Task statement: Scan the data for "công" and copy the lines it appears in.

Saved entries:
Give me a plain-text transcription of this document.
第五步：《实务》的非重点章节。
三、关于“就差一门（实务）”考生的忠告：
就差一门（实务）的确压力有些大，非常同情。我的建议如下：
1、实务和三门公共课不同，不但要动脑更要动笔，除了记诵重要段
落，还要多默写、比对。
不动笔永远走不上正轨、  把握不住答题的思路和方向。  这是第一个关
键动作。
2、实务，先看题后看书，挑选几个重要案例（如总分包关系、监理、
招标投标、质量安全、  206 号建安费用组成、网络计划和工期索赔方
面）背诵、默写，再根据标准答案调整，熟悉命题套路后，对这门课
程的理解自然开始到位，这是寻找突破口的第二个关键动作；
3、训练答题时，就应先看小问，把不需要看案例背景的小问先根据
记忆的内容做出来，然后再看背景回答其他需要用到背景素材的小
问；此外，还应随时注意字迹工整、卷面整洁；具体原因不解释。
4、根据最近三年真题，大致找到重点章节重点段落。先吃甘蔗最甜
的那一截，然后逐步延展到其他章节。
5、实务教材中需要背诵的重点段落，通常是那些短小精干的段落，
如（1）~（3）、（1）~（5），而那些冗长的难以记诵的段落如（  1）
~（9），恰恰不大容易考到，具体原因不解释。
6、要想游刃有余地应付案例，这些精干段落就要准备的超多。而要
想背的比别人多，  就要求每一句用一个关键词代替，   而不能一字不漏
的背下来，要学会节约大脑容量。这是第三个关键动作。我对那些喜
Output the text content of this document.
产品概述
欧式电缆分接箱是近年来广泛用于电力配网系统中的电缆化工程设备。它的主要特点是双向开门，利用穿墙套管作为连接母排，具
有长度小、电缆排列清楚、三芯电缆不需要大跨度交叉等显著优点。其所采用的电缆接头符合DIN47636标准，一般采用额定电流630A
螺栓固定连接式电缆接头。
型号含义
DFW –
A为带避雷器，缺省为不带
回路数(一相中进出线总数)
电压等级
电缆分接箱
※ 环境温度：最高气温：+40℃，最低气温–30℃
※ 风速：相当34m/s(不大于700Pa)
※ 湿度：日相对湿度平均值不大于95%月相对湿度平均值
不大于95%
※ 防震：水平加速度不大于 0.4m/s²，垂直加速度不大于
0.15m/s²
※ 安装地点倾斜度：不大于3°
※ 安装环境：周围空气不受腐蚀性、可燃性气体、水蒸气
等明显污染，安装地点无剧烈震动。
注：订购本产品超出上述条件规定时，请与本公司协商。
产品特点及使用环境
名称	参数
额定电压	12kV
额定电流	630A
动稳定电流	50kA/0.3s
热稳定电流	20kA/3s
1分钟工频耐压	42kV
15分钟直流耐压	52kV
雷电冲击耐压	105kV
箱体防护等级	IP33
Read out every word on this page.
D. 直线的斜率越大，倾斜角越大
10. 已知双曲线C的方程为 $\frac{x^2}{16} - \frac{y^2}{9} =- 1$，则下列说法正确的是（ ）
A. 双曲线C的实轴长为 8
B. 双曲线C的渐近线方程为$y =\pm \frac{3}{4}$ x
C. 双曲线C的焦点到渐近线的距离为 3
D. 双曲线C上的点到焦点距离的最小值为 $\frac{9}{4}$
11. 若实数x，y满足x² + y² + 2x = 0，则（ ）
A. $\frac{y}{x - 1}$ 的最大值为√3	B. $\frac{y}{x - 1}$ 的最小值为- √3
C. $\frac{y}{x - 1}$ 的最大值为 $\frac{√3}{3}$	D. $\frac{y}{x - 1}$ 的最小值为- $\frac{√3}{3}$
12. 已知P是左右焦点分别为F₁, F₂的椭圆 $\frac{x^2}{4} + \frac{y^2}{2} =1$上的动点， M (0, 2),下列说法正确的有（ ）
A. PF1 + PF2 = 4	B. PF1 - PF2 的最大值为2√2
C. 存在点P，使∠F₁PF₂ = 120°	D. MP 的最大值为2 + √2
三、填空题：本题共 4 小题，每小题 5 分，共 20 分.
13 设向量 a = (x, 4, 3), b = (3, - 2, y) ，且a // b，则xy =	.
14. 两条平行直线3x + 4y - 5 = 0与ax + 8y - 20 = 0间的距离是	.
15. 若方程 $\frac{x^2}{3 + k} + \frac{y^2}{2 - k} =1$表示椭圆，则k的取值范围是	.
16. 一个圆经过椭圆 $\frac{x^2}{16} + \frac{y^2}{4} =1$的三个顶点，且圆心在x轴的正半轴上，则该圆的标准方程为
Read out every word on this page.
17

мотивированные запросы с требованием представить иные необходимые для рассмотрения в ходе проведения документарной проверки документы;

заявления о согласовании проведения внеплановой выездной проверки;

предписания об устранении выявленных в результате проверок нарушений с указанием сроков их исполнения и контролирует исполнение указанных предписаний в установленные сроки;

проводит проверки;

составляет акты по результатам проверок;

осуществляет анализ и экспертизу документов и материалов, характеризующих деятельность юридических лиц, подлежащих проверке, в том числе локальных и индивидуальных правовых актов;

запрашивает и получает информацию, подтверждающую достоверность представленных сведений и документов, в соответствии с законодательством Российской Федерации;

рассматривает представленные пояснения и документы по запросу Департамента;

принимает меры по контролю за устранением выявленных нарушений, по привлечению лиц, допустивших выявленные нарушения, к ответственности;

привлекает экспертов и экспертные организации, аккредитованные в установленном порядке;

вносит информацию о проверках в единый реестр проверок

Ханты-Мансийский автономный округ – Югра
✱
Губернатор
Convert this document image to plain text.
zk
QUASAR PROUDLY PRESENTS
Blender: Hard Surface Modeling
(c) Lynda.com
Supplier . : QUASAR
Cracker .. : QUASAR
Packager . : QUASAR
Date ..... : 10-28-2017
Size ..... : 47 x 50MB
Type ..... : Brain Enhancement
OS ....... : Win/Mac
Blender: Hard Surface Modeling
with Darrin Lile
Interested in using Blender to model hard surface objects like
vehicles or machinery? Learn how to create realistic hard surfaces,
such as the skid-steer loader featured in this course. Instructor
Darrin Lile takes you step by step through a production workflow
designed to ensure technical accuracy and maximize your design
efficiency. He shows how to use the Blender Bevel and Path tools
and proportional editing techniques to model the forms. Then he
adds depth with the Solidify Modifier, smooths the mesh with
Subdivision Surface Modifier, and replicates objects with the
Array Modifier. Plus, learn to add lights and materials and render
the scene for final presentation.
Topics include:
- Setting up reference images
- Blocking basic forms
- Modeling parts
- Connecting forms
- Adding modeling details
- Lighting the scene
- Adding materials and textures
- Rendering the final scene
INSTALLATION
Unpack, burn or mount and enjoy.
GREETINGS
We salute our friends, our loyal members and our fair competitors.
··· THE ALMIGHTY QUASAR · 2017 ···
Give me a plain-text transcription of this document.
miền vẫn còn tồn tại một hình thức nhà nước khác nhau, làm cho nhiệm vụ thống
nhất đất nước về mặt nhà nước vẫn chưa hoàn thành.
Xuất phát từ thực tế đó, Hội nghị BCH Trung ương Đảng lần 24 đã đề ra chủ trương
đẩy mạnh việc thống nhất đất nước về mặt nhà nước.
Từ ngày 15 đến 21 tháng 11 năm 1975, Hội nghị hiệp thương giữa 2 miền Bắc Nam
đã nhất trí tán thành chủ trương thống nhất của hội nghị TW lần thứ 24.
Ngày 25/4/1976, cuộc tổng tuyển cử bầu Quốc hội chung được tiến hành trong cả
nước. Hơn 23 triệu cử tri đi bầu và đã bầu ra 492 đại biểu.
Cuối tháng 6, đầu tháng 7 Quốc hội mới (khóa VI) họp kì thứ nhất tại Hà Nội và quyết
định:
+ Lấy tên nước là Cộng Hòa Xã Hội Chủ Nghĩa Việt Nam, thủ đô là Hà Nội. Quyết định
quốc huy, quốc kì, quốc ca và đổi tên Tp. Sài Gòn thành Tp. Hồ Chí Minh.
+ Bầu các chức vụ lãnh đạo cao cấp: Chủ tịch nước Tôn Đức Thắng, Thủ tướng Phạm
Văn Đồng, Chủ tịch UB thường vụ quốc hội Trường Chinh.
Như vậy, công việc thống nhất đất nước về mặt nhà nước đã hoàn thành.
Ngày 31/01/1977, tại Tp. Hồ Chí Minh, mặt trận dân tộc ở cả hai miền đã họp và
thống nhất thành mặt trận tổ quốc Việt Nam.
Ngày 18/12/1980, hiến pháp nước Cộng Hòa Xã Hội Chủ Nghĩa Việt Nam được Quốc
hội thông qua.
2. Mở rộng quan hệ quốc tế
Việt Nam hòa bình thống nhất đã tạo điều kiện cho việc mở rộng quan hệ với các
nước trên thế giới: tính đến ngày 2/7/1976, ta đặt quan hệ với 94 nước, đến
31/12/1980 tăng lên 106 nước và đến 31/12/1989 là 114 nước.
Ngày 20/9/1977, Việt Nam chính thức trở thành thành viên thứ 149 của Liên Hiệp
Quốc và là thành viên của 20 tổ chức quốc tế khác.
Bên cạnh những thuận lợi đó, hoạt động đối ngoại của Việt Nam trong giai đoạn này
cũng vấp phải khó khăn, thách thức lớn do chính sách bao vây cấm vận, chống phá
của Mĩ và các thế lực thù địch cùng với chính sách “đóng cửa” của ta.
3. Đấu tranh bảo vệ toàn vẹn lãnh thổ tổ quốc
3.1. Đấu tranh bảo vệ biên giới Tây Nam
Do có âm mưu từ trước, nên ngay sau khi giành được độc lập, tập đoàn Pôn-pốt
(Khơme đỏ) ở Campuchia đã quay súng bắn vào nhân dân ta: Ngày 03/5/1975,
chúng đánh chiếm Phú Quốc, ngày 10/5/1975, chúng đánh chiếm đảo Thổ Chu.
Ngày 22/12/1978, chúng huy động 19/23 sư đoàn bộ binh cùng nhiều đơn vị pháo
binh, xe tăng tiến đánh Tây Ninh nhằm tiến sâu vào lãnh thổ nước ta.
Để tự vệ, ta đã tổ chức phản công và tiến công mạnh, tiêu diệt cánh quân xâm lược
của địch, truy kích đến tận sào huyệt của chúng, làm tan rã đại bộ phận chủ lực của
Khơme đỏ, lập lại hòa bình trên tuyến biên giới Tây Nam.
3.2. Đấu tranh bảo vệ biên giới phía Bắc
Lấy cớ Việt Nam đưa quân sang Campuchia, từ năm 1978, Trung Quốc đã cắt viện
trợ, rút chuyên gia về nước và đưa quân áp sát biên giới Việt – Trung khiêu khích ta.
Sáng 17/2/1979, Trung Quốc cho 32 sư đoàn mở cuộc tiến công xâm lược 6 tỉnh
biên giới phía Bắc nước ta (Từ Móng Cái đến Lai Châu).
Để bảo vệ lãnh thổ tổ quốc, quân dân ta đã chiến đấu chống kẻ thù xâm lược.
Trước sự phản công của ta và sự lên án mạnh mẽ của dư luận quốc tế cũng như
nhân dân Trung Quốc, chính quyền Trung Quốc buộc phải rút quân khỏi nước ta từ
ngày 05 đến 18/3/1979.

Answer to this problem:
Như vậy, công việc thống nhất đất nước về mặt nhà nước đã hoàn thành.
Để tự vệ, ta đã tổ chức phản công và tiến công mạnh, tiêu diệt cánh quân xâm lược
Sáng 17/2/1979, Trung Quốc cho 32 sư đoàn mở cuộc tiến công xâm lược 6 tỉnh
Trước sự phản công của ta và sự lên án mạnh mẽ của dư luận quốc tế cũng như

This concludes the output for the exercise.